PROVIDED MATERIAL –
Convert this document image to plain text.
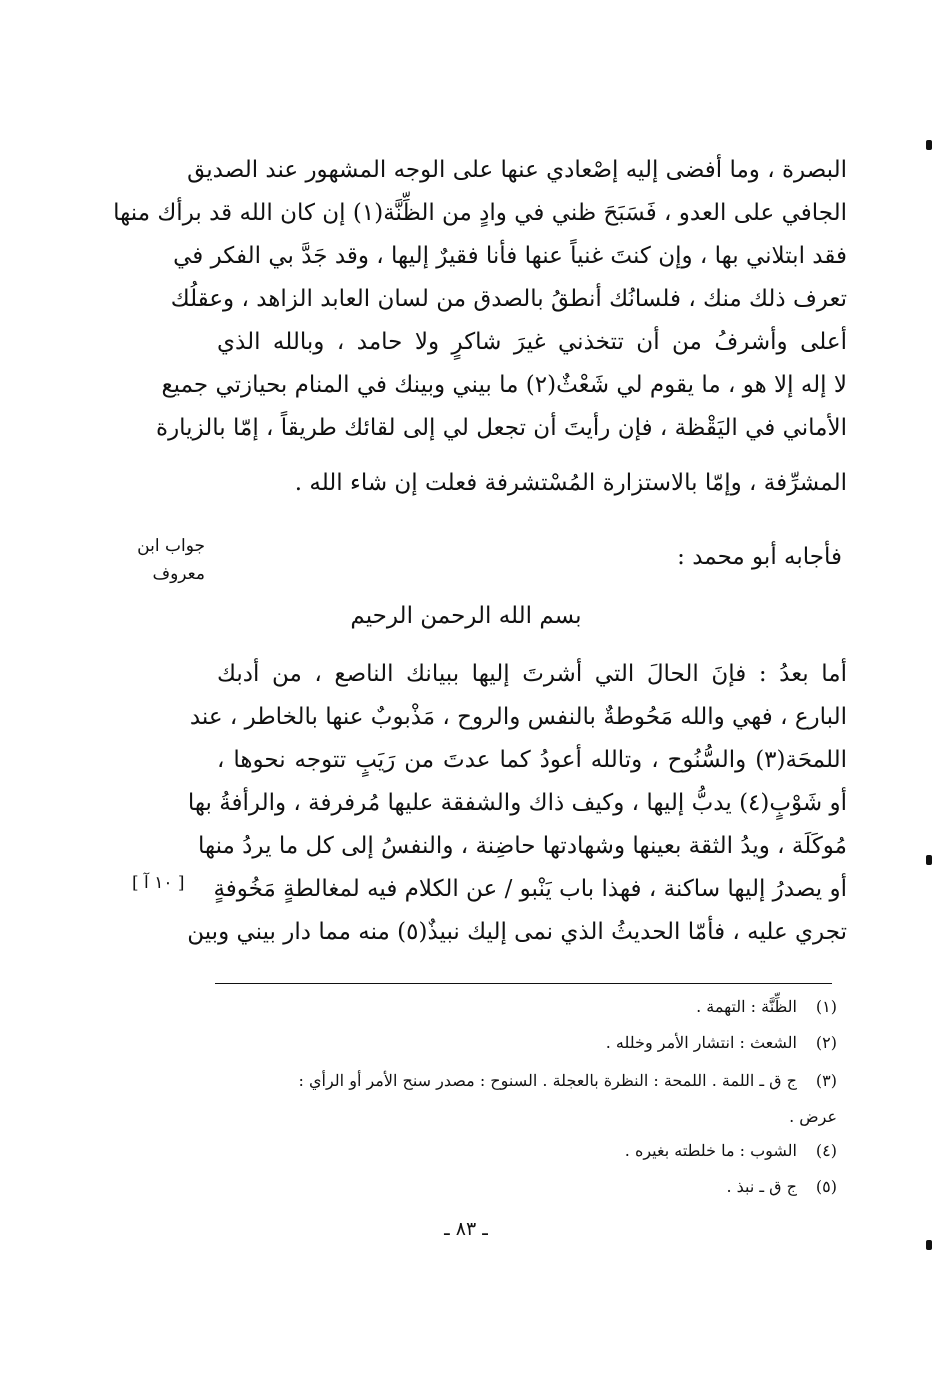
البصرة ، وما أفضى إليه إصْعادي عنها على الوجه المشهور عند الصديق
الجافي على العدو ، فَسَبَحَ ظني في وادٍ من الظِّنَّة(١) إن كان الله قد برأك منها
فقد ابتلاني بها ، وإن كنتَ غنياً عنها فأنا فقيرٌ إليها ، وقد جَدَّ بي الفكر في
تعرف ذلك منك ، فلسانُك أنطقُ بالصدق من لسان العابد الزاهد ، وعقلُك
أعلى وأشرفُ من أن تتخذني غيرَ شاكرٍ ولا حامد ، وبالله الذي
لا إله إلا هو ، ما يقوم لي شَعْثٌ(٢) ما بيني وبينك في المنام بحيازتي جميع
الأماني في اليَقْظة ، فإن رأيتَ أن تجعل لي إلى لقائك طريقاً ، إمّا بالزيارة
المشرِّفة ، وإمّا بالاستزارة المُسْتشرفة فعلت إن شاء الله .
فأجابه أبو محمد :
جواب ابن
معروف
بسم الله الرحمن الرحيم
أما بعدُ : فإنَ الحالَ التي أشرتَ إليها ببيانك الناصع ، من أدبك
البارع ، فهي والله مَحُوطةٌ بالنفس والروح ، مَذْبوبٌ عنها بالخاطر ، عند
اللمحَة(٣) والسُّنُوح ، وتالله أعودُ كما عدتَ من رَيَبٍ تتوجه نحوها ،
أو شَوْبٍ(٤) يدبُّ إليها ، وكيف ذاك والشفقة عليها مُرفرفة ، والرأفةُ بها
مُوكَلَة ، ويدُ الثقة بعينها وشهادتها حاضِنة ، والنفسُ إلى كل ما يردُ منها
أو يصدرُ إليها ساكنة ، فهذا باب يَنْبو / عن الكلام فيه لمغالطةٍ مَخُوفةٍ
تجري عليه ، فأمّا الحديثُ الذي نمى إليك نبيذٌ(٥) منه مما دار بيني وبين
[ ١٠ آ ]
(١)الظِّنَّة : التهمة .
(٢)الشعث : انتشار الأمر وخلله .
(٣)ج ق ـ اللمة . اللمحة : النظرة بالعجلة . السنوح : مصدر سنح الأمر أو الرأي :
عرض .
(٤)الشوب : ما خلطته بغيره .
(٥)ج ق ـ نبذ .
ـ ٨٣ ـ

EXERCISE INSTRUCTIONS – Every line of the material is to be quoted exactly, with no pictures carried over.

RESULT FOR THIS TASK –
Convert this document image to plain text.
البصرة ، وما أفضى إليه إصْعادي عنها على الوجه المشهور عند الصديق
الجافي على العدو ، فَسَبَحَ ظني في وادٍ من الظِّنَّة(١) إن كان الله قد برأك منها
فقد ابتلاني بها ، وإن كنتَ غنياً عنها فأنا فقيرٌ إليها ، وقد جَدَّ بي الفكر في
تعرف ذلك منك ، فلسانُك أنطقُ بالصدق من لسان العابد الزاهد ، وعقلُك
أعلى وأشرفُ من أن تتخذني غيرَ شاكرٍ ولا حامد ، وبالله الذي
لا إله إلا هو ، ما يقوم لي شَعْثٌ(٢) ما بيني وبينك في المنام بحيازتي جميع
الأماني في اليَقْظة ، فإن رأيتَ أن تجعل لي إلى لقائك طريقاً ، إمّا بالزيارة
المشرِّفة ، وإمّا بالاستزارة المُسْتشرفة فعلت إن شاء الله .
فأجابه أبو محمد :
جواب ابن
معروف
بسم الله الرحمن الرحيم
أما بعدُ : فإنَ الحالَ التي أشرتَ إليها ببيانك الناصع ، من أدبك
البارع ، فهي والله مَحُوطةٌ بالنفس والروح ، مَذْبوبٌ عنها بالخاطر ، عند
اللمحَة(٣) والسُّنُوح ، وتالله أعودُ كما عدتَ من رَيَبٍ تتوجه نحوها ،
أو شَوْبٍ(٤) يدبُّ إليها ، وكيف ذاك والشفقة عليها مُرفرفة ، والرأفةُ بها
مُوكَلَة ، ويدُ الثقة بعينها وشهادتها حاضِنة ، والنفسُ إلى كل ما يردُ منها
أو يصدرُ إليها ساكنة ، فهذا باب يَنْبو / عن الكلام فيه لمغالطةٍ مَخُوفةٍ
تجري عليه ، فأمّا الحديثُ الذي نمى إليك نبيذٌ(٥) منه مما دار بيني وبين
[ ١٠ آ ]
(١)الظِّنَّة : التهمة .
(٢)الشعث : انتشار الأمر وخلله .
(٣)ج ق ـ اللمة . اللمحة : النظرة بالعجلة . السنوح : مصدر سنح الأمر أو الرأي :
عرض .
(٤)الشوب : ما خلطته بغيره .
(٥)ج ق ـ نبذ .
ـ ٨٣ ـ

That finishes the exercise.